▶ Work instructions: Each line containing the word "TradingView" must be collected.

▶ Data shown:

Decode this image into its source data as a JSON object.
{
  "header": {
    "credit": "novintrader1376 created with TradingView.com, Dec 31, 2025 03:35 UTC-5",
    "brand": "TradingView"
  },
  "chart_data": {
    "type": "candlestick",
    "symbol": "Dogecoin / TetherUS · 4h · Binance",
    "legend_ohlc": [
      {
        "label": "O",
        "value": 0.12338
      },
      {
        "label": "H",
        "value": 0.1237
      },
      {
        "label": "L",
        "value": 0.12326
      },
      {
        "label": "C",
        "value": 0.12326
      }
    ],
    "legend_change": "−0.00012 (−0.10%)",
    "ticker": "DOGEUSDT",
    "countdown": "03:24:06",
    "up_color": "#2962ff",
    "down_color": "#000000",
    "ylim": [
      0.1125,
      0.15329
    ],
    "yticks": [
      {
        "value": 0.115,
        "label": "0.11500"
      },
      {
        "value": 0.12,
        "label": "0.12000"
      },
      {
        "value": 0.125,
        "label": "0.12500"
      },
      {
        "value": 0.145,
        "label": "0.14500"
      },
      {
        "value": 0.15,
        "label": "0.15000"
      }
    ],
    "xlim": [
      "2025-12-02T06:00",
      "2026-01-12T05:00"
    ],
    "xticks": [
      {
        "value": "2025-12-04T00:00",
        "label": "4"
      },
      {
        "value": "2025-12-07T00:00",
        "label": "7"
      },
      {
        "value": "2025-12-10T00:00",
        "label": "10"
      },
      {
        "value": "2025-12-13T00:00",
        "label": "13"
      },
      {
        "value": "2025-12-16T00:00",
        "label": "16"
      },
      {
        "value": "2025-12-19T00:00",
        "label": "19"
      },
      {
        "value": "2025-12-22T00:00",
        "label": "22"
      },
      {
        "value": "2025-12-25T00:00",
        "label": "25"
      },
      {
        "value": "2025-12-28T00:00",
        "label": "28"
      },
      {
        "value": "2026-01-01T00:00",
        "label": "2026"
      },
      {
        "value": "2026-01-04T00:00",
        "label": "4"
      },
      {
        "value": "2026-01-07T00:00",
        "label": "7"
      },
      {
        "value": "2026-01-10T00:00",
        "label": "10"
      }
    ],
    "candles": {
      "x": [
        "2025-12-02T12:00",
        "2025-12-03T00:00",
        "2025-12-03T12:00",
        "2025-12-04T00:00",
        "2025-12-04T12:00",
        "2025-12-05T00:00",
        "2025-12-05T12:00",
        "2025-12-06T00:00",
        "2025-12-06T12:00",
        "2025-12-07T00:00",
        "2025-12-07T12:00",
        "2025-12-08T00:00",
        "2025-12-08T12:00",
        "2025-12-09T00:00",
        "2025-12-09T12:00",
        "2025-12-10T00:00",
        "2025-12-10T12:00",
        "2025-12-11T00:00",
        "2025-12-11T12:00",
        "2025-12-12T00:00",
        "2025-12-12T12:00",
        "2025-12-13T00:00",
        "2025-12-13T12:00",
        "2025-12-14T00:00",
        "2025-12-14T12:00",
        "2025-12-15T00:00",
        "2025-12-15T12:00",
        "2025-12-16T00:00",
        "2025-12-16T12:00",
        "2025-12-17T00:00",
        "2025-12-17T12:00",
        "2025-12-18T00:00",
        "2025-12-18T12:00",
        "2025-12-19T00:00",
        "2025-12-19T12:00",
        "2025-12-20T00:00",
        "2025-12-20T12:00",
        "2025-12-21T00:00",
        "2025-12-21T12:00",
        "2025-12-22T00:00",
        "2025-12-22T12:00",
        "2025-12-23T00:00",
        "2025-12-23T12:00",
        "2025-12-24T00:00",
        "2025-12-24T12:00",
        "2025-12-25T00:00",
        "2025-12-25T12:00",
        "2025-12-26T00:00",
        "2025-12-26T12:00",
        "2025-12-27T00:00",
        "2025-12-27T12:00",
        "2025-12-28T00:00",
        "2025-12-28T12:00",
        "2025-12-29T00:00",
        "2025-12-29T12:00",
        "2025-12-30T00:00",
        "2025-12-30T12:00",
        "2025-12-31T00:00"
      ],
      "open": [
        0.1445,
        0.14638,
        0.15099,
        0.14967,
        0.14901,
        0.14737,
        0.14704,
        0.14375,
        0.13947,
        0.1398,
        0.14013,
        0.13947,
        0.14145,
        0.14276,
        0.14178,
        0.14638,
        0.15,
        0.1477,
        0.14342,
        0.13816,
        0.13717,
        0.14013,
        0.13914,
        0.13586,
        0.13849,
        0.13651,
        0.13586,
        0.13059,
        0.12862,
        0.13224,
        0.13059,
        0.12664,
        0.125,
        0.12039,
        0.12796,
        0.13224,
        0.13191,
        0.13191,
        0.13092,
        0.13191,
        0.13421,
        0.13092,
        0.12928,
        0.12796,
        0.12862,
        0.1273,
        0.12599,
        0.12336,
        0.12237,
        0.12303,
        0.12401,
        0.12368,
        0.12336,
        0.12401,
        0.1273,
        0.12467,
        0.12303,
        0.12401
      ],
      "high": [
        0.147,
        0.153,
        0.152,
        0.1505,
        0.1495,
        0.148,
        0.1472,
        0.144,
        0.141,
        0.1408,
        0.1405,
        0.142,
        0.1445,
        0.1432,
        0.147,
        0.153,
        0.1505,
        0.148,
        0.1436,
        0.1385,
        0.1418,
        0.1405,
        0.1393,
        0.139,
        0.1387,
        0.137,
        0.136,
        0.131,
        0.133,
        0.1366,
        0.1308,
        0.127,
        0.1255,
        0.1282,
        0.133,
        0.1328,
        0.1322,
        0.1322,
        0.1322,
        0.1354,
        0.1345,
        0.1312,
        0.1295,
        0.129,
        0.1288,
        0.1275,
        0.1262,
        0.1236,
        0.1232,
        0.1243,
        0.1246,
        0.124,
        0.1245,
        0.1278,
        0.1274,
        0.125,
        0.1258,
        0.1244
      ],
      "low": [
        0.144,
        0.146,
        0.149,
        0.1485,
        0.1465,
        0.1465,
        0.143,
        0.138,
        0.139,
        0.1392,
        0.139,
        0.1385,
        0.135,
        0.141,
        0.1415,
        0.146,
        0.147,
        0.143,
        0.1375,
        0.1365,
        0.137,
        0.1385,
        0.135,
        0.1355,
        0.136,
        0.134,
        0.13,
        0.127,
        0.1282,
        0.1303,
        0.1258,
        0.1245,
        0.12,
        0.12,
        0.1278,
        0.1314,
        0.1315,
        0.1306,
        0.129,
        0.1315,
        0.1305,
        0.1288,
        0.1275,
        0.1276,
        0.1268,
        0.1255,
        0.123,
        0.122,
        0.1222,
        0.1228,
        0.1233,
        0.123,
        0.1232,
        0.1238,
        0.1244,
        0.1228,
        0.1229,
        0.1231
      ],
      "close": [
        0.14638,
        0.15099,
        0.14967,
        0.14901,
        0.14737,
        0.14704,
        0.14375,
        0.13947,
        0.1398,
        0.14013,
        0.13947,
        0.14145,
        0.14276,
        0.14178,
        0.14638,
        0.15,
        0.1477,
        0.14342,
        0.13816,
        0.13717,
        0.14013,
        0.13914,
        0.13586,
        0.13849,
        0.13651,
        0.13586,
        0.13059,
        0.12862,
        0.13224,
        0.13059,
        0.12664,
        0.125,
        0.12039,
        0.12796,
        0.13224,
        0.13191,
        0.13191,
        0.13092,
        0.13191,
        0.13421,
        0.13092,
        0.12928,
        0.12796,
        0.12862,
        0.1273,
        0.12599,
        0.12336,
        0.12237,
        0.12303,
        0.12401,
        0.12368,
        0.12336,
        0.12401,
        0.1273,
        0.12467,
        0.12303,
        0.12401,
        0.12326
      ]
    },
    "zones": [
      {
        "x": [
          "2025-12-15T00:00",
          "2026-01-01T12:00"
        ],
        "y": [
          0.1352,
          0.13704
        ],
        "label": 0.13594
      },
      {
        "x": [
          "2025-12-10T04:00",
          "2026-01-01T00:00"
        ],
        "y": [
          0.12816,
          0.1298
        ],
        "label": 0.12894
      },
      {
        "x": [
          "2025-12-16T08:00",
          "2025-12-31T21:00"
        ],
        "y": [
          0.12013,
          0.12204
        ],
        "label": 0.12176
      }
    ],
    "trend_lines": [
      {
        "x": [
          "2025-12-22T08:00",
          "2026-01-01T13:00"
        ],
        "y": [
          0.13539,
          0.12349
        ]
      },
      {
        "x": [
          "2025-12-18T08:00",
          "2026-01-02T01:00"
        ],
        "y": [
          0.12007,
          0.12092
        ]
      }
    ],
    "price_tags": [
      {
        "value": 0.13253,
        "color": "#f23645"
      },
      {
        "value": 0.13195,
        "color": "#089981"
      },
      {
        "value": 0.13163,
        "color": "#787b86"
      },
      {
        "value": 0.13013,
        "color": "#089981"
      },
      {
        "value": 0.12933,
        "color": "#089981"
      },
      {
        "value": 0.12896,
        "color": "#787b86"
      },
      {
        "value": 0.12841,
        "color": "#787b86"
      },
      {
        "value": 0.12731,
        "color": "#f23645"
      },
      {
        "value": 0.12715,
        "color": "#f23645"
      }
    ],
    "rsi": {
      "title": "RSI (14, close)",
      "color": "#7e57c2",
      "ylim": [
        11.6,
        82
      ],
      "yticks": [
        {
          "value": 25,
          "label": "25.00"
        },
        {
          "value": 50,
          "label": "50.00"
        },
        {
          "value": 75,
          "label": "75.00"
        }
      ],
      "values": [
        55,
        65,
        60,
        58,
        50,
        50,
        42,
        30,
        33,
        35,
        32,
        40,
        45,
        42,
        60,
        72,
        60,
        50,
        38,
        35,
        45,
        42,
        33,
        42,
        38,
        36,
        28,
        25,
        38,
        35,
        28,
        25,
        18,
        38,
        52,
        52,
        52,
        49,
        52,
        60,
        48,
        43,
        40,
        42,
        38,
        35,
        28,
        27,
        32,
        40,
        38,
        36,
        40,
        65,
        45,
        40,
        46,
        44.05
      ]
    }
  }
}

▶ Exercise result:
    "credit": "novintrader1376 created with TradingView.com, Dec 31, 2025 03:35 UTC-5",
    "brand": "TradingView"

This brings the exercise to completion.